--- GIVEN ENTRIES ---

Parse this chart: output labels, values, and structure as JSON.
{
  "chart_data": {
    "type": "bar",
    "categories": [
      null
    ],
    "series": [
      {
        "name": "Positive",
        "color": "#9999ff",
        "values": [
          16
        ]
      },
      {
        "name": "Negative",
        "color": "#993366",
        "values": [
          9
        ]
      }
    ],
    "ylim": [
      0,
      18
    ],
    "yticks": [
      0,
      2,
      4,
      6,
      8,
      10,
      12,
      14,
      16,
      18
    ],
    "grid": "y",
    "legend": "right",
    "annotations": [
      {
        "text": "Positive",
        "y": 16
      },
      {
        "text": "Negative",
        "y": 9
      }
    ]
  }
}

--- WRITTEN REQUEST ---
Quote all the records exactly, please, leaving none out.

--- WRITTEN ANSWER ---
Parse this chart: output labels, values, and structure as JSON.
{
  "chart_data": {
    "type": "bar",
    "categories": [
      null
    ],
    "series": [
      {
        "name": "Positive",
        "color": "#9999ff",
        "values": [
          16
        ]
      },
      {
        "name": "Negative",
        "color": "#993366",
        "values": [
          9
        ]
      }
    ],
    "ylim": [
      0,
      18
    ],
    "yticks": [
      0,
      2,
      4,
      6,
      8,
      10,
      12,
      14,
      16,
      18
    ],
    "grid": "y",
    "legend": "right",
    "annotations": [
      {
        "text": "Positive",
        "y": 16
      },
      {
        "text": "Negative",
        "y": 9
      }
    ]
  }
}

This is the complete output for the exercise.